[Stored entries]
_ _ _ _ _ _ _
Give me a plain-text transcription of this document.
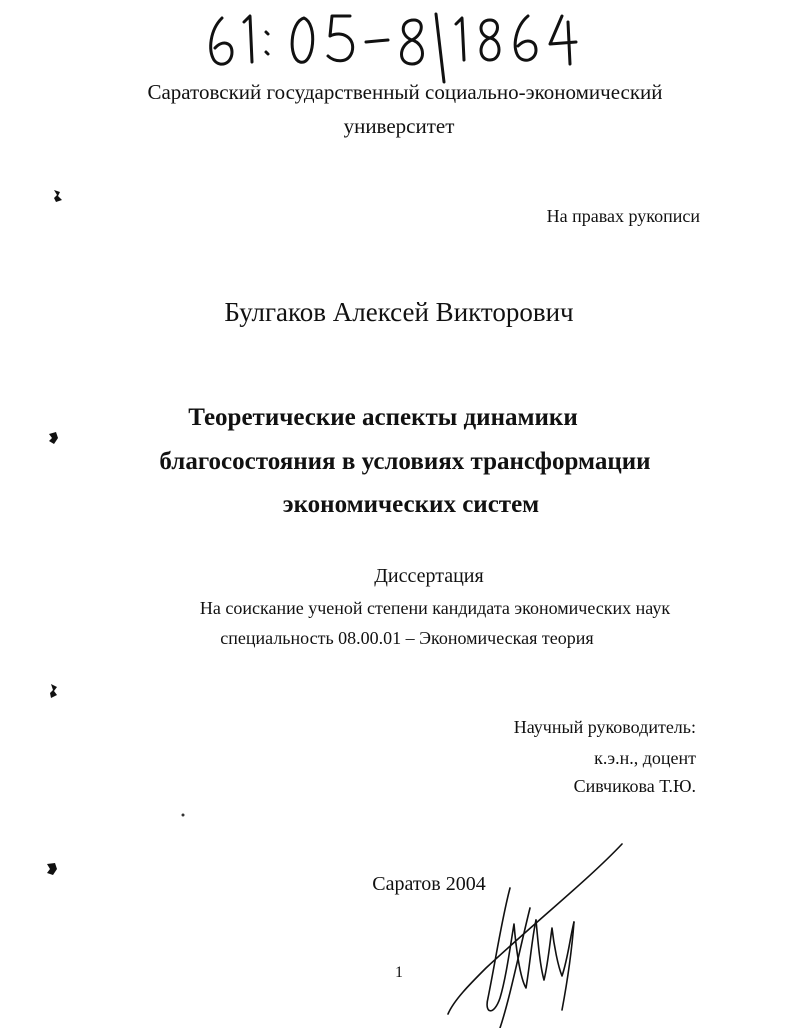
Саратовский государственный социально-экономический
университет
На правах рукописи
Булгаков Алексей Викторович
Теоретические аспекты динамики
благосостояния в условиях трансформации
экономических систем
Диссертация
На соискание ученой степени кандидата экономических наук
специальность 08.00.01 – Экономическая теория
Научный руководитель:
к.э.н., доцент
Сивчикова Т.Ю.
Саратов 2004
1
_ _ _ _ _ _ _
What needs to be done
Reproduce each entry precisely. Leave the pictures out.

Output
Give me a plain-text transcription of this document.
Саратовский государственный социально-экономический
университет
На правах рукописи
Булгаков Алексей Викторович
Теоретические аспекты динамики
благосостояния в условиях трансформации
экономических систем
Диссертация
На соискание ученой степени кандидата экономических наук
специальность 08.00.01 – Экономическая теория
Научный руководитель:
к.э.н., доцент
Сивчикова Т.Ю.
Саратов 2004
1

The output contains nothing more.